Source data

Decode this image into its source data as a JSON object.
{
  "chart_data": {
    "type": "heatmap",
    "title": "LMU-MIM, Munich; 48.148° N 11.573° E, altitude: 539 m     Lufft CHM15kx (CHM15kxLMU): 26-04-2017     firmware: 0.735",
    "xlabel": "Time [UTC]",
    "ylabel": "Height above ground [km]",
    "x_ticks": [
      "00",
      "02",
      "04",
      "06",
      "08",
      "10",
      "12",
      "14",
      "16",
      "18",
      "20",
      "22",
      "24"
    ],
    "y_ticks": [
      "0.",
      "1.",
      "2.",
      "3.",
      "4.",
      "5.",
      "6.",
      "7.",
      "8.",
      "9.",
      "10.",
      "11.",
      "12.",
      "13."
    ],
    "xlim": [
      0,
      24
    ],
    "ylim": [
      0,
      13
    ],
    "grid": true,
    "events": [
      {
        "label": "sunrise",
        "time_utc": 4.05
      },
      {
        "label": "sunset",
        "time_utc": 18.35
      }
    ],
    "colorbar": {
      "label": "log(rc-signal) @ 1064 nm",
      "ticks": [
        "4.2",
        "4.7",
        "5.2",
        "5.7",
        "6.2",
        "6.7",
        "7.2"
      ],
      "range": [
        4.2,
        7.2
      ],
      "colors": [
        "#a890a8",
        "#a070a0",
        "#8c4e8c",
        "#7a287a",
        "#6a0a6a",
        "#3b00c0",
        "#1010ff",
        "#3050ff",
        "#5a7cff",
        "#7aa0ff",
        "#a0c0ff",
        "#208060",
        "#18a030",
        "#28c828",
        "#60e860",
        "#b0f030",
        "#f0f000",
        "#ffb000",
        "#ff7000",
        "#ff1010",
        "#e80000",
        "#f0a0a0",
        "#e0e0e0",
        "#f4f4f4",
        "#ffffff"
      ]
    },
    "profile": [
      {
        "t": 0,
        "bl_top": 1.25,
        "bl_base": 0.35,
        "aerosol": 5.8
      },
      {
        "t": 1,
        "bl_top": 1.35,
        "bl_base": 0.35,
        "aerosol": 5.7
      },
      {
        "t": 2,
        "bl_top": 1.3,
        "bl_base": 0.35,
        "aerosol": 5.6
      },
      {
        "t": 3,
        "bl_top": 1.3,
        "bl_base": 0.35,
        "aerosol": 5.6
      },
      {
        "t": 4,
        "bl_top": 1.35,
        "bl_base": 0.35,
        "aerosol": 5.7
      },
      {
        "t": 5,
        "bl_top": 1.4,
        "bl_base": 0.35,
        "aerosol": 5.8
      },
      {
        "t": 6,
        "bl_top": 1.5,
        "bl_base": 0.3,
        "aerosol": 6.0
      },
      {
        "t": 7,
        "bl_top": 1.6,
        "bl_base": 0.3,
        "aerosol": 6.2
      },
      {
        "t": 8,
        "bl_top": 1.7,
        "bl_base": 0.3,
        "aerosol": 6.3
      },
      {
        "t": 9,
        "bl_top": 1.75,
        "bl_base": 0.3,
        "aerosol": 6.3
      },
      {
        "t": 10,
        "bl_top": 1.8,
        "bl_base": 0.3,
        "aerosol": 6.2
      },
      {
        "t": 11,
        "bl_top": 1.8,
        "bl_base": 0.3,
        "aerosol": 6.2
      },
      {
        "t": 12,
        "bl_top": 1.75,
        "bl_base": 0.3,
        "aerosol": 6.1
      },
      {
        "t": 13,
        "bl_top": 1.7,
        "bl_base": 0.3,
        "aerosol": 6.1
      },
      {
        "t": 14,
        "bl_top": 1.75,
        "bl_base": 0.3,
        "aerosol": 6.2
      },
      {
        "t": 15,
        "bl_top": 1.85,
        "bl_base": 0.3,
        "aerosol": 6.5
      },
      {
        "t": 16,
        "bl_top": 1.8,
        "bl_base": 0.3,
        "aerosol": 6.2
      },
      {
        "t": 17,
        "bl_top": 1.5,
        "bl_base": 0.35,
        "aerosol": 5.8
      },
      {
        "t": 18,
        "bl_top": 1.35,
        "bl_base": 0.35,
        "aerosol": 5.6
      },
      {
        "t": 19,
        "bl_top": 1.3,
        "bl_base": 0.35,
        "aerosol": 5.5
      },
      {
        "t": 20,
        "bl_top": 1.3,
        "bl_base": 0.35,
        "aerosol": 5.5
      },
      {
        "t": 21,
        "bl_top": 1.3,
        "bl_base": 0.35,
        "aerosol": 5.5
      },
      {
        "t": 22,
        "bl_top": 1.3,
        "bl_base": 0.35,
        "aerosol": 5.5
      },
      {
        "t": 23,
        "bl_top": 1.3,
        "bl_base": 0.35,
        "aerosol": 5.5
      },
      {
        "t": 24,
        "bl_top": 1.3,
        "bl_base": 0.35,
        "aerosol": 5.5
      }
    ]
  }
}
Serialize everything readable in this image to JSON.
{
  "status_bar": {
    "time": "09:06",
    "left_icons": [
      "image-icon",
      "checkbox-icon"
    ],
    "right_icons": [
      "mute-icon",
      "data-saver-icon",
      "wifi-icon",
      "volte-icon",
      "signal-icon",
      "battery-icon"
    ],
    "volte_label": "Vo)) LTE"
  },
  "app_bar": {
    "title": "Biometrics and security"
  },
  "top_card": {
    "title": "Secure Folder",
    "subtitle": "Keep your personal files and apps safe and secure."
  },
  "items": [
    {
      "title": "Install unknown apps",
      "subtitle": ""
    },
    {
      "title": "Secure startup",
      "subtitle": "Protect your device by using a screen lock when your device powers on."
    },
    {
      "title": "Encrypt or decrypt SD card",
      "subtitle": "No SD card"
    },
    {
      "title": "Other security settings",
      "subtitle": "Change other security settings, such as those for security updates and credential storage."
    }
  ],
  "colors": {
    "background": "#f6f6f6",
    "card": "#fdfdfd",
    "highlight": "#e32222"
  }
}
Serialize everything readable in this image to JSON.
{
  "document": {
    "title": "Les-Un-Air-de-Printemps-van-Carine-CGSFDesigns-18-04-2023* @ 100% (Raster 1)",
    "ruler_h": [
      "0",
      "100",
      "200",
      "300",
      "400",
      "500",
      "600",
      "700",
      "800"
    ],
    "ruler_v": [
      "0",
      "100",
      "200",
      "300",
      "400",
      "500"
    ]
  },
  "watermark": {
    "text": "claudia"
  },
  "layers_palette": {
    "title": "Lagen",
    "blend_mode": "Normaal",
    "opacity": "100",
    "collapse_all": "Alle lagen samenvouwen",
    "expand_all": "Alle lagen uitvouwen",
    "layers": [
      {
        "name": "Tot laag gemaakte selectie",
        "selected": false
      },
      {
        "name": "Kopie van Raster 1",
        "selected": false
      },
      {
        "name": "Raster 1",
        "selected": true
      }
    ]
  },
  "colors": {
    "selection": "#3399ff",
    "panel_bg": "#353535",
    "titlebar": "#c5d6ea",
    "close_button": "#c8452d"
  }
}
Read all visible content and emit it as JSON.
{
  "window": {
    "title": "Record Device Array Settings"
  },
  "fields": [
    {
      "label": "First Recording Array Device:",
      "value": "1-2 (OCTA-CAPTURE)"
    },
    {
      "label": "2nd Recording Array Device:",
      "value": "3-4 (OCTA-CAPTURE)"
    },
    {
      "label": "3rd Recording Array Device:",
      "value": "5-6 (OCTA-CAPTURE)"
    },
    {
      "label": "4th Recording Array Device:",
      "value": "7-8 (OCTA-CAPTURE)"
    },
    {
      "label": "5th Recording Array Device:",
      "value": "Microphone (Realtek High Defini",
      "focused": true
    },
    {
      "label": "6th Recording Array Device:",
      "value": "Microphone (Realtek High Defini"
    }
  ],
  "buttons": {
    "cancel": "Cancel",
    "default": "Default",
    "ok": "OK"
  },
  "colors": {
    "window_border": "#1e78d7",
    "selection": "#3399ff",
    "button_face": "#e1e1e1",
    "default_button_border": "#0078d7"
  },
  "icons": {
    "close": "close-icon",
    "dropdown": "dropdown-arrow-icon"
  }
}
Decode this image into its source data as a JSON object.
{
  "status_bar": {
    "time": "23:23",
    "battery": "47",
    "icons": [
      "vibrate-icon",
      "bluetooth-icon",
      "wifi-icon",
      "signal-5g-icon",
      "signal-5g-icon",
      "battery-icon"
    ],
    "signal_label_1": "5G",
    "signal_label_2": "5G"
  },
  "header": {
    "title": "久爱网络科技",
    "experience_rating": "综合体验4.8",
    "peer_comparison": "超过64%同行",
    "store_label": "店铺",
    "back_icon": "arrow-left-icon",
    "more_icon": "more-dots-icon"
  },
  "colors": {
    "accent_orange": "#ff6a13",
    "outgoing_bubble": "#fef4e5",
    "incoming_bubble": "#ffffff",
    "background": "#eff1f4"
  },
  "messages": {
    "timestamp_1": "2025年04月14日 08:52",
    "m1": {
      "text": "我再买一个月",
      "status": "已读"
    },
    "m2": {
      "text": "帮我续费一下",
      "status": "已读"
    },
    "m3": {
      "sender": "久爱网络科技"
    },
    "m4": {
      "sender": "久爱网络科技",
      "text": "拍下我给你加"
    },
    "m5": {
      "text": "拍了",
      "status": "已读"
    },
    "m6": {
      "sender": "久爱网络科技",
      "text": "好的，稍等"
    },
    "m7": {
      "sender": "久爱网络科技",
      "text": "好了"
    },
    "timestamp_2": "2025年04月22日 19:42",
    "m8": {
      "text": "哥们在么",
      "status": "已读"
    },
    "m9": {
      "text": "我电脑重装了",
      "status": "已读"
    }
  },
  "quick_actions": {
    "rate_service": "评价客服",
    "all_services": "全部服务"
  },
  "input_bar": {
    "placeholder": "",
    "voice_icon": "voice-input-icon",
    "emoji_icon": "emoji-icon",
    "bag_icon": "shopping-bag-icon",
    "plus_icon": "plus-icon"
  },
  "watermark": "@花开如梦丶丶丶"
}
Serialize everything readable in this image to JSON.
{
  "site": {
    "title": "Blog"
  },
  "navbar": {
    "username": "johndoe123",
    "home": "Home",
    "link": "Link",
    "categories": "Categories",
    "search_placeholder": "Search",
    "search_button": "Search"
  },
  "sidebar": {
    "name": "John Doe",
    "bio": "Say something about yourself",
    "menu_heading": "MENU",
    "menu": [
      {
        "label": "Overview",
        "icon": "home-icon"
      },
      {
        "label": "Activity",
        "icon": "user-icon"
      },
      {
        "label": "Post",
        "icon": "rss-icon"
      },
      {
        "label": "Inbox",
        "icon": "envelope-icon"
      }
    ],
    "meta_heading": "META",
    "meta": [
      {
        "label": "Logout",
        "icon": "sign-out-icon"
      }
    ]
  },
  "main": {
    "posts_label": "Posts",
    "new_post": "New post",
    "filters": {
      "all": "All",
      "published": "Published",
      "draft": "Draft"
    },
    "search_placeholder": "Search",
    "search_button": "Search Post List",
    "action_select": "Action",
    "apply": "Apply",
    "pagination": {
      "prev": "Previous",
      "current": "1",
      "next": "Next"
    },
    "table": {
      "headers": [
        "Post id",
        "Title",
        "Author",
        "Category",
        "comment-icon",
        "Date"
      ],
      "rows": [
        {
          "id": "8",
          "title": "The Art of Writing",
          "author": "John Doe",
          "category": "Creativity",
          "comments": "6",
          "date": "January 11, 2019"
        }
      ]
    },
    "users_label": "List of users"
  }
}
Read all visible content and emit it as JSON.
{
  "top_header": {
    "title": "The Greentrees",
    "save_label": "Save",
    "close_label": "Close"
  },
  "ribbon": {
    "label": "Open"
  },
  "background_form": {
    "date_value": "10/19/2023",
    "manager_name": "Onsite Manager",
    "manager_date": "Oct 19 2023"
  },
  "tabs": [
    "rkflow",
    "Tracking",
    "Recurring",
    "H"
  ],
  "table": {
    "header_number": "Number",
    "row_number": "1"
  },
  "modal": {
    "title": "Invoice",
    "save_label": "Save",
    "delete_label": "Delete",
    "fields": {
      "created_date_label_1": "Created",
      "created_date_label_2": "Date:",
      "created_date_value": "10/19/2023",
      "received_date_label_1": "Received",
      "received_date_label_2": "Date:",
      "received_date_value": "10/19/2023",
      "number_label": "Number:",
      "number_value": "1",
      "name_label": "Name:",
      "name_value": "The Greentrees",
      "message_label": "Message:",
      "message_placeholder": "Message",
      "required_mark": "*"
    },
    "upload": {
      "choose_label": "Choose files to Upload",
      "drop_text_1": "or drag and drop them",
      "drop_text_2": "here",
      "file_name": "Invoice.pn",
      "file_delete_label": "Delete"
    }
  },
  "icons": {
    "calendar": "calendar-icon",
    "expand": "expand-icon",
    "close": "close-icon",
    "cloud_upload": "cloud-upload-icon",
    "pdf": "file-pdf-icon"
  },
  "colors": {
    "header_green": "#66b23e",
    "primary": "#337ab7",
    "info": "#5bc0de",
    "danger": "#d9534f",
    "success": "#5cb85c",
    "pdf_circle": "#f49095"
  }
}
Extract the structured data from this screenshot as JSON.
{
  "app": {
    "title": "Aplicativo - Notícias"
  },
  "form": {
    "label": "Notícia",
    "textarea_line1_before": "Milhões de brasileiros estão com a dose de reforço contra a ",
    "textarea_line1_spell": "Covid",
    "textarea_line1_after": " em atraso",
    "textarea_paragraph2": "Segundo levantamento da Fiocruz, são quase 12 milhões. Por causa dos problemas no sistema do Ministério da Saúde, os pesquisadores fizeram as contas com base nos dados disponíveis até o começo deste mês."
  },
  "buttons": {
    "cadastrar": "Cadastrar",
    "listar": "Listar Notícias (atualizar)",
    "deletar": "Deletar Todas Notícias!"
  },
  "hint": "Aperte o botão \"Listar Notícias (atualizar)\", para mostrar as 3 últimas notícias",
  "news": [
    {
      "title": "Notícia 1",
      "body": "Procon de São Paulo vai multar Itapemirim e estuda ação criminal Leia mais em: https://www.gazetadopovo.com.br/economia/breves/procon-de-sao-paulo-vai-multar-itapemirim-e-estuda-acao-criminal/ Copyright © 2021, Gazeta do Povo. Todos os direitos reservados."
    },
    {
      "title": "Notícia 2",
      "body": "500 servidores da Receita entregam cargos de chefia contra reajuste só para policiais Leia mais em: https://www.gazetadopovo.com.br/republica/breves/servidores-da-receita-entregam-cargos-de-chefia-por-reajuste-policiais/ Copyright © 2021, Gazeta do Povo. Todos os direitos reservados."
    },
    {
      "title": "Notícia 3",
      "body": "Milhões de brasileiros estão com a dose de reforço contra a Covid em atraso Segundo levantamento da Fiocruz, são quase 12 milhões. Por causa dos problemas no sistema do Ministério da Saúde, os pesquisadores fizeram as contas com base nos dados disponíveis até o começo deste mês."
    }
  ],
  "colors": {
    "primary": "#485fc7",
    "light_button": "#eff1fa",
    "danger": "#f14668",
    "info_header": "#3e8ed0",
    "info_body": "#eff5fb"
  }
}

Instructions to follow
Return the number of lines that include the word "problemas", and nothing else.

Answer to this task
2